◆ EXERCISE GOAL
Entries follow. Set all of them down as they stand.

◆ INPUT ROWS

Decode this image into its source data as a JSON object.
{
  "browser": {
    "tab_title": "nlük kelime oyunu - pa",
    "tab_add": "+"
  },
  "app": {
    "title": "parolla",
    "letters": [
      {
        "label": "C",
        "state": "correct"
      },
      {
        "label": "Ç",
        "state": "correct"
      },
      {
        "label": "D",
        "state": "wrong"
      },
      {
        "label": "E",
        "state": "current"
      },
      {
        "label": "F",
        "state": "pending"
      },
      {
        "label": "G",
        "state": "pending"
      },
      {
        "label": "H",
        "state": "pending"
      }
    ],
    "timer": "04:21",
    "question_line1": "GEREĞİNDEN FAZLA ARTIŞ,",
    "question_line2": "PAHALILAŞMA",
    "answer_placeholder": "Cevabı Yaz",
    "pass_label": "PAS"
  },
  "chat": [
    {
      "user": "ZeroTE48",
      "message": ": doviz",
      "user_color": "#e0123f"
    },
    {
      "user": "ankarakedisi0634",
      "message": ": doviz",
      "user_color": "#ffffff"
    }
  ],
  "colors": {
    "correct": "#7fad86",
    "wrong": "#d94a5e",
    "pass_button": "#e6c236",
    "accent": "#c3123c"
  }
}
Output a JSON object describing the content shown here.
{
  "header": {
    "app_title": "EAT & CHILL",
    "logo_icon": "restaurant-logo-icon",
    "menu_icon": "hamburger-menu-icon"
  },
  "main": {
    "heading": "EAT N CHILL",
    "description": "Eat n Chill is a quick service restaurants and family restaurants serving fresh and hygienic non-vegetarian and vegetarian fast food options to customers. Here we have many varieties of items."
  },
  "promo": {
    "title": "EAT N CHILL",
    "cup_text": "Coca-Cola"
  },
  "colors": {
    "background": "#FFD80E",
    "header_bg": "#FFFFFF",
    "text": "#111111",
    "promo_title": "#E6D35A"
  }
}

◆ RESULT OF THIS EXERCISE
Decode this image into its source data as a JSON object.
{
  "browser": {
    "tab_title": "nlük kelime oyunu - pa",
    "tab_add": "+"
  },
  "app": {
    "title": "parolla",
    "letters": [
      {
        "label": "C",
        "state": "correct"
      },
      {
        "label": "Ç",
        "state": "correct"
      },
      {
        "label": "D",
        "state": "wrong"
      },
      {
        "label": "E",
        "state": "current"
      },
      {
        "label": "F",
        "state": "pending"
      },
      {
        "label": "G",
        "state": "pending"
      },
      {
        "label": "H",
        "state": "pending"
      }
    ],
    "timer": "04:21",
    "question_line1": "GEREĞİNDEN FAZLA ARTIŞ,",
    "question_line2": "PAHALILAŞMA",
    "answer_placeholder": "Cevabı Yaz",
    "pass_label": "PAS"
  },
  "chat": [
    {
      "user": "ZeroTE48",
      "message": ": doviz",
      "user_color": "#e0123f"
    },
    {
      "user": "ankarakedisi0634",
      "message": ": doviz",
      "user_color": "#ffffff"
    }
  ],
  "colors": {
    "correct": "#7fad86",
    "wrong": "#d94a5e",
    "pass_button": "#e6c236",
    "accent": "#c3123c"
  }
}
Output a JSON object describing the content shown here.
{
  "header": {
    "app_title": "EAT & CHILL",
    "logo_icon": "restaurant-logo-icon",
    "menu_icon": "hamburger-menu-icon"
  },
  "main": {
    "heading": "EAT N CHILL",
    "description": "Eat n Chill is a quick service restaurants and family restaurants serving fresh and hygienic non-vegetarian and vegetarian fast food options to customers. Here we have many varieties of items."
  },
  "promo": {
    "title": "EAT N CHILL",
    "cup_text": "Coca-Cola"
  },
  "colors": {
    "background": "#FFD80E",
    "header_bg": "#FFFFFF",
    "text": "#111111",
    "promo_title": "#E6D35A"
  }
}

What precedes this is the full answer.